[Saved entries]
□ □ □ □ □ □ □

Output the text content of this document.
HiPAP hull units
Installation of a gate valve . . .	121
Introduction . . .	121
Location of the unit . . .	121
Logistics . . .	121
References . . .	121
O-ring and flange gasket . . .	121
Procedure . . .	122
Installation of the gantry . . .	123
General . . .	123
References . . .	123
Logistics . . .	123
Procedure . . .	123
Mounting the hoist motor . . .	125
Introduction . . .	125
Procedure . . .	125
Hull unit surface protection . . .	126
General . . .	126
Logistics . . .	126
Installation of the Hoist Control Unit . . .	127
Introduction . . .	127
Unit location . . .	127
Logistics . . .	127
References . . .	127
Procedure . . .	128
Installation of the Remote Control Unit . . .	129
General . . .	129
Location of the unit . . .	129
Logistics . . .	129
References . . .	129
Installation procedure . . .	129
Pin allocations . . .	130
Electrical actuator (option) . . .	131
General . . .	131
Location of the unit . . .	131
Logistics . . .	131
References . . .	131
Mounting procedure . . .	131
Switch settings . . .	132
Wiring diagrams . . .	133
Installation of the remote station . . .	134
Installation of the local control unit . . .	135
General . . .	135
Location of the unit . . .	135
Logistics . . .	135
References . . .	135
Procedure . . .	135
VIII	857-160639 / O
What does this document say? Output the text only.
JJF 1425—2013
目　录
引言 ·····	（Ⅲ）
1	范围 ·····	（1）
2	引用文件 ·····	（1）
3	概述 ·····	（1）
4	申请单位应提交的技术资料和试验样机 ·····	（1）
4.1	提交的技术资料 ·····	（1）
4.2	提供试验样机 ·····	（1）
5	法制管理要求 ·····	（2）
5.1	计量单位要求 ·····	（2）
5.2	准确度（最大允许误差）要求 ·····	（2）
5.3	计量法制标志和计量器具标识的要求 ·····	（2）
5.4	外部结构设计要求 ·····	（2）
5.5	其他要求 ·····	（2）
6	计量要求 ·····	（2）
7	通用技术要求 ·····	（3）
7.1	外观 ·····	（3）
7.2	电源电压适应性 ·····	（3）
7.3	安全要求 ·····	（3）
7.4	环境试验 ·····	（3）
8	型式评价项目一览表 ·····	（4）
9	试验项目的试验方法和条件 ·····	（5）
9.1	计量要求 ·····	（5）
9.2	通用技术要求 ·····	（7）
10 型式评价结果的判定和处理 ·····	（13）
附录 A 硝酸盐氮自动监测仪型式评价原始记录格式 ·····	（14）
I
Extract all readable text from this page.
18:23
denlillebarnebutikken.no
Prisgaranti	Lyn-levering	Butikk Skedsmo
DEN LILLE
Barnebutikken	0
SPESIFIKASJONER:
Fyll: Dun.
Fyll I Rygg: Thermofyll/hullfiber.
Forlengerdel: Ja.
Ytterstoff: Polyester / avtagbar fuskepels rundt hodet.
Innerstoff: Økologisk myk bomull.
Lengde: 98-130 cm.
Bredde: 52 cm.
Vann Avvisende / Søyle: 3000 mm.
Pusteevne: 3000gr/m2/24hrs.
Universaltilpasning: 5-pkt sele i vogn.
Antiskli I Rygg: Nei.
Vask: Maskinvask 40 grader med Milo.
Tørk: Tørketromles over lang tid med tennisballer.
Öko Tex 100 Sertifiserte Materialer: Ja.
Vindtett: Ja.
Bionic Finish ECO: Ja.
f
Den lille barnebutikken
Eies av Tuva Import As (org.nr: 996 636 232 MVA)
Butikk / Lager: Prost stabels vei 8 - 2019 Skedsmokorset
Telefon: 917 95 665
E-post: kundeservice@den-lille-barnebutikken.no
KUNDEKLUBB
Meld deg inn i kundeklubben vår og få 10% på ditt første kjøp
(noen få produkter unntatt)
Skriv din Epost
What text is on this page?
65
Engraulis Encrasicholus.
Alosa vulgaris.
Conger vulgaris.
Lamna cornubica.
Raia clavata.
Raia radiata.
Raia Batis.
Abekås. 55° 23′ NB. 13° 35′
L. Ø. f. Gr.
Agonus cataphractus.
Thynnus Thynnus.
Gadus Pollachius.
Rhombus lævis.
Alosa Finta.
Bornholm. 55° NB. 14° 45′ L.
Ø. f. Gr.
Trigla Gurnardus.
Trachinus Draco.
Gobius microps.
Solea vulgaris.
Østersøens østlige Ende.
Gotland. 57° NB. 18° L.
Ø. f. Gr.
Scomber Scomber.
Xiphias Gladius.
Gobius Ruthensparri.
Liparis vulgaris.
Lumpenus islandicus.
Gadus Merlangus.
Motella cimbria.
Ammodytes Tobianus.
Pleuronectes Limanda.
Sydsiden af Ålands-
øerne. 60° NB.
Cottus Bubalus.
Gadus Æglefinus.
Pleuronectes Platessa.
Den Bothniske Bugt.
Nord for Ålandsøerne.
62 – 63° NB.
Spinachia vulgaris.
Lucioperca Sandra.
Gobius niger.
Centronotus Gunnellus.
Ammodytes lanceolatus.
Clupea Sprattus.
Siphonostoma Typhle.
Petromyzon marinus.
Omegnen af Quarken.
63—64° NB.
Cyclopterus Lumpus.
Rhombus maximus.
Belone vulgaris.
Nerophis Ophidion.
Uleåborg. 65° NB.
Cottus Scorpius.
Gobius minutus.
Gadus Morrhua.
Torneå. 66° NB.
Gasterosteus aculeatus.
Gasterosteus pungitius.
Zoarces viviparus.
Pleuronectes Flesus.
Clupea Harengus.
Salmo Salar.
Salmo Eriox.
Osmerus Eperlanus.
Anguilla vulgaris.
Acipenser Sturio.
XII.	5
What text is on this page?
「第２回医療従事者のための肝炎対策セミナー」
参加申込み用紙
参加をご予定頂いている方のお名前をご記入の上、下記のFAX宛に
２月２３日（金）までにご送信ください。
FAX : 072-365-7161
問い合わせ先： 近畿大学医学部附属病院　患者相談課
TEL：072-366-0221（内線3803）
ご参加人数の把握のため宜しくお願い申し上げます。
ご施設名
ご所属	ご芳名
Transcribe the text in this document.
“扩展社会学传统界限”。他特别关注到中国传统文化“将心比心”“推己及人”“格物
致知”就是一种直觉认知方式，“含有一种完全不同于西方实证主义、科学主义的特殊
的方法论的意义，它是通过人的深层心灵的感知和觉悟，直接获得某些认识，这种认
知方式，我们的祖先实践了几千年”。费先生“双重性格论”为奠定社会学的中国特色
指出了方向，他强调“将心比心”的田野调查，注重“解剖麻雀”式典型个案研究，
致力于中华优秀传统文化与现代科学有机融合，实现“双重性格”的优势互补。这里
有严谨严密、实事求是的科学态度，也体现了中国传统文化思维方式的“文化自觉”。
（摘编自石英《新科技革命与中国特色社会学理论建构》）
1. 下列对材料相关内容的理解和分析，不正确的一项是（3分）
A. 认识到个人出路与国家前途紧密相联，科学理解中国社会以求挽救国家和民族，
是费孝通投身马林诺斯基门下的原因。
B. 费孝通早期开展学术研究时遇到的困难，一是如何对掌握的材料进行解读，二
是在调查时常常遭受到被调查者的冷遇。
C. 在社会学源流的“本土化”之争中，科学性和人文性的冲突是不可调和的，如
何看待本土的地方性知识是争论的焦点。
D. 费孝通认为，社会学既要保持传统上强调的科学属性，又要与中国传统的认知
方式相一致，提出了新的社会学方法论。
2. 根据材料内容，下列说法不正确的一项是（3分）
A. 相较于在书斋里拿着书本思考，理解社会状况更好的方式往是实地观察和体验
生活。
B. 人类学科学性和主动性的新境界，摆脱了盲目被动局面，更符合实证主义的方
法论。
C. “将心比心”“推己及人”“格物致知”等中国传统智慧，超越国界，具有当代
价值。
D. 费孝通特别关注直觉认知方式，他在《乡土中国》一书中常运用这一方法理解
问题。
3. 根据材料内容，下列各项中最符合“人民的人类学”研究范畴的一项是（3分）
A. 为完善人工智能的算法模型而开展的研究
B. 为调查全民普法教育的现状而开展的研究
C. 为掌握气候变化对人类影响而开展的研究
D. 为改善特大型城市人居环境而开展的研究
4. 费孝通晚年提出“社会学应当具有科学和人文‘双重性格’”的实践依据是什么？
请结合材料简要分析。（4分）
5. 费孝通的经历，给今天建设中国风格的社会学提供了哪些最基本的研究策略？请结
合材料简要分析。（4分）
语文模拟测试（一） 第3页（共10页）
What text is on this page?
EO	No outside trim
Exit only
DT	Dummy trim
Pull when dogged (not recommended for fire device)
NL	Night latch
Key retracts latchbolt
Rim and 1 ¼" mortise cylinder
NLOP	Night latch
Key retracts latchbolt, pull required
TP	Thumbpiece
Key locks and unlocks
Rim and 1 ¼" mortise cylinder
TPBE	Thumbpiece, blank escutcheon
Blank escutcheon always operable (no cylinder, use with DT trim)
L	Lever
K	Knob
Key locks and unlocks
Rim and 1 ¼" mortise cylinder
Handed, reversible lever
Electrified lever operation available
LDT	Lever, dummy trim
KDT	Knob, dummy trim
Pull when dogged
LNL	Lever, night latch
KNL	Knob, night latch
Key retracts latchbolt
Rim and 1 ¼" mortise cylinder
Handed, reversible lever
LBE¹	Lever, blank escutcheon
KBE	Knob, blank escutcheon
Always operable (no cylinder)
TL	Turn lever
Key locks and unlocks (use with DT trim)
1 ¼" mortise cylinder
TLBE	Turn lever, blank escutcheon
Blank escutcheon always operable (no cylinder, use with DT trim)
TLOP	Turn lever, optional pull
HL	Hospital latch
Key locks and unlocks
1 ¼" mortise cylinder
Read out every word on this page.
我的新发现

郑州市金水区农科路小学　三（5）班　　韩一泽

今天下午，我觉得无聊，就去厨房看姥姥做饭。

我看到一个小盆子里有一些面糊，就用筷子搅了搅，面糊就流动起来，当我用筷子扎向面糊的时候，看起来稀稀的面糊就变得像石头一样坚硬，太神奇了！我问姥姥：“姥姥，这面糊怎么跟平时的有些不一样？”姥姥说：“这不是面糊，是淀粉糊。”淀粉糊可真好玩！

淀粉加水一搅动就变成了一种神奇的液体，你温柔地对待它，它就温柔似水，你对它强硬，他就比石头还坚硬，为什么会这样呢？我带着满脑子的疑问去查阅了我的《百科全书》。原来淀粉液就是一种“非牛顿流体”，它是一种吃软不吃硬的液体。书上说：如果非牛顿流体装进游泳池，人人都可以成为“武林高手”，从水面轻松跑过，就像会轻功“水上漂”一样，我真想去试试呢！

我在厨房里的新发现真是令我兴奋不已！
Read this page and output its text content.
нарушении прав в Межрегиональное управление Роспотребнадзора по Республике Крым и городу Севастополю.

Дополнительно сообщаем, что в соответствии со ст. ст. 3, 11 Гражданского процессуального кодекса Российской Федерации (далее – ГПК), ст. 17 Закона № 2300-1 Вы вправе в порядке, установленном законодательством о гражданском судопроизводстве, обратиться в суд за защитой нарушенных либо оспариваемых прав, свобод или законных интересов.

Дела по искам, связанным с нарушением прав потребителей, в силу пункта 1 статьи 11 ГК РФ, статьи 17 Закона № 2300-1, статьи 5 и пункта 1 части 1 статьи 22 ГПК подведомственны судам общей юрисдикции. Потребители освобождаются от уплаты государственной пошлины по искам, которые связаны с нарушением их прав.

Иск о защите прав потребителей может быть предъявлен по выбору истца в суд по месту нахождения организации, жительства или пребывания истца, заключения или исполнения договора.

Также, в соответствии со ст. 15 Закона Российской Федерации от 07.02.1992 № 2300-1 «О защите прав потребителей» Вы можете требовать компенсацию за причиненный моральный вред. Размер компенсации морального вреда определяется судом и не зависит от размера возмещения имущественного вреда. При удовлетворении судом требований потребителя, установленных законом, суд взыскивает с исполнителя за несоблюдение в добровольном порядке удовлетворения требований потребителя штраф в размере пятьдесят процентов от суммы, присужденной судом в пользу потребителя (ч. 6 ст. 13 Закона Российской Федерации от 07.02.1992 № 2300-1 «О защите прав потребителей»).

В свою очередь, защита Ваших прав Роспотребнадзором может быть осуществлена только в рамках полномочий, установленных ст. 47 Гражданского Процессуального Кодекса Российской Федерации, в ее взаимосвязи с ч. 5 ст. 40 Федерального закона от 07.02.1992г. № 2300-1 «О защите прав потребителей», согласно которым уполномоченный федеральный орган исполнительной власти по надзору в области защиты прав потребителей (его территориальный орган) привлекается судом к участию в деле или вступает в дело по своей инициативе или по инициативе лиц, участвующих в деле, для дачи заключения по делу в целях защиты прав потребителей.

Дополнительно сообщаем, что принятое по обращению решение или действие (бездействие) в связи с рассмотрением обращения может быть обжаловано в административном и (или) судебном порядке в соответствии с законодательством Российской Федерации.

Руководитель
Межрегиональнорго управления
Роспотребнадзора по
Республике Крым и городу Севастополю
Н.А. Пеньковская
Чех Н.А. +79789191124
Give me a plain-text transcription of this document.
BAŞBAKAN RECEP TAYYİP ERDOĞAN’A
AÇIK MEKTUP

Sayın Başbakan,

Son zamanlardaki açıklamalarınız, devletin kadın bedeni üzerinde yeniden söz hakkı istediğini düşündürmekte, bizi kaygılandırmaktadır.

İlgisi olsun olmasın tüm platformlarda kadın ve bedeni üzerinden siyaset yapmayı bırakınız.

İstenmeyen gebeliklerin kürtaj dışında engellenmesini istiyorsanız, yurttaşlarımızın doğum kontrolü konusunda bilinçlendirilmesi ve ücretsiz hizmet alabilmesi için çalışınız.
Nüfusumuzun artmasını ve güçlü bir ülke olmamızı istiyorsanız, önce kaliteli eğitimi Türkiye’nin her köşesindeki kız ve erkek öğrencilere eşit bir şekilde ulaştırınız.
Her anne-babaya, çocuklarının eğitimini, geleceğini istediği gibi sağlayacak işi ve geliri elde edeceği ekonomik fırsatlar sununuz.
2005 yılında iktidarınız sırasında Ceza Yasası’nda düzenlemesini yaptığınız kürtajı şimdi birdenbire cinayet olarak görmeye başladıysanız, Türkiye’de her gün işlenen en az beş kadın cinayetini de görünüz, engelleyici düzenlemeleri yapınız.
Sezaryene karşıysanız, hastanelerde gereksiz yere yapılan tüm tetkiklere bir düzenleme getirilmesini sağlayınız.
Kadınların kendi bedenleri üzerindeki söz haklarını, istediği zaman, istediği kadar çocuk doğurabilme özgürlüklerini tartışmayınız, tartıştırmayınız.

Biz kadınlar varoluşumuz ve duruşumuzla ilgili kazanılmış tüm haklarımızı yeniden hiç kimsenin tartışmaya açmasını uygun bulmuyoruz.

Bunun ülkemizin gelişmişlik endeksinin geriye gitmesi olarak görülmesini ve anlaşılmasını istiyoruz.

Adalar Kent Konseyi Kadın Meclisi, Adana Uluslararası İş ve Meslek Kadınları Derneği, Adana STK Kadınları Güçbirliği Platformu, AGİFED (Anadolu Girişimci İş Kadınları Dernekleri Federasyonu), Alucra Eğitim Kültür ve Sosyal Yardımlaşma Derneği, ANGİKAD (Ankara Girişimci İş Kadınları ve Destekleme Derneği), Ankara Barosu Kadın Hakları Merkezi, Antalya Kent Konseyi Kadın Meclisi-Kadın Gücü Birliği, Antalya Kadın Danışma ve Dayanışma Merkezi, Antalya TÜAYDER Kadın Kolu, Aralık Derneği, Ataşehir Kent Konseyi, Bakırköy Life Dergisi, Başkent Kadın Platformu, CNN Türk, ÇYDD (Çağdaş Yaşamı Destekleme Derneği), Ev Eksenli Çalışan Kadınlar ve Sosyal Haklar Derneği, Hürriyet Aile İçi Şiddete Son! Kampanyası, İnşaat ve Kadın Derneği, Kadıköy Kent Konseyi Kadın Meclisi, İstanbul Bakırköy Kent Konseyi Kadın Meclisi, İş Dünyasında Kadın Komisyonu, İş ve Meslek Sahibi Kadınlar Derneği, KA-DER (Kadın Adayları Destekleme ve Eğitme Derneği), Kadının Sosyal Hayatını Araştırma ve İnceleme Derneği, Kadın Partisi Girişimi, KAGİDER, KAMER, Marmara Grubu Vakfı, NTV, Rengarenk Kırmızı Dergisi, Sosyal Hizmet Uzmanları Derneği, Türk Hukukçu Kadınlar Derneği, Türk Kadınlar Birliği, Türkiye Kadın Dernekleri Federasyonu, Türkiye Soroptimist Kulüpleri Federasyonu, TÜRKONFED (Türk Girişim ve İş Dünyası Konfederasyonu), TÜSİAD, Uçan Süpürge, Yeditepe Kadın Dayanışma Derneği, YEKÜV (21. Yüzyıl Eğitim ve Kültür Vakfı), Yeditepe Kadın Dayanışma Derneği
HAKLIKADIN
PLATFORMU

□ □ □ □ □ □ □

◆ PROBLEM TO WORK ON ◆
Using the listing above, pick out each line that contains the word "защите", then copy it.

◆ SOLVED PROBLEM ◆
Иск о защите прав потребителей может быть предъявлен по выбору истца в суд по месту нахождения организации, жительства или пребывания истца, заключения или исполнения договора.
Также, в соответствии со ст. 15 Закона Российской Федерации от 07.02.1992 № 2300-1 «О защите прав потребителей» Вы можете требовать компенсацию за причиненный моральный вред. Размер компенсации морального вреда определяется судом и не зависит от размера возмещения имущественного вреда. При удовлетворении судом требований потребителя, установленных законом, суд взыскивает с исполнителя за несоблюдение в добровольном порядке удовлетворения требований потребителя штраф в размере пятьдесят процентов от суммы, присужденной судом в пользу потребителя (ч. 6 ст. 13 Закона Российской Федерации от 07.02.1992 № 2300-1 «О защите прав потребителей»).
В свою очередь, защита Ваших прав Роспотребнадзором может быть осуществлена только в рамках полномочий, установленных ст. 47 Гражданского Процессуального Кодекса Российской Федерации, в ее взаимосвязи с ч. 5 ст. 40 Федерального закона от 07.02.1992г. № 2300-1 «О защите прав потребителей», согласно которым уполномоченный федеральный орган исполнительной власти по надзору в области защиты прав потребителей (его территориальный орган) привлекается судом к участию в деле или вступает в дело по своей инициативе или по инициативе лиц, участвующих в деле, для дачи заключения по делу в целях защиты прав потребителей.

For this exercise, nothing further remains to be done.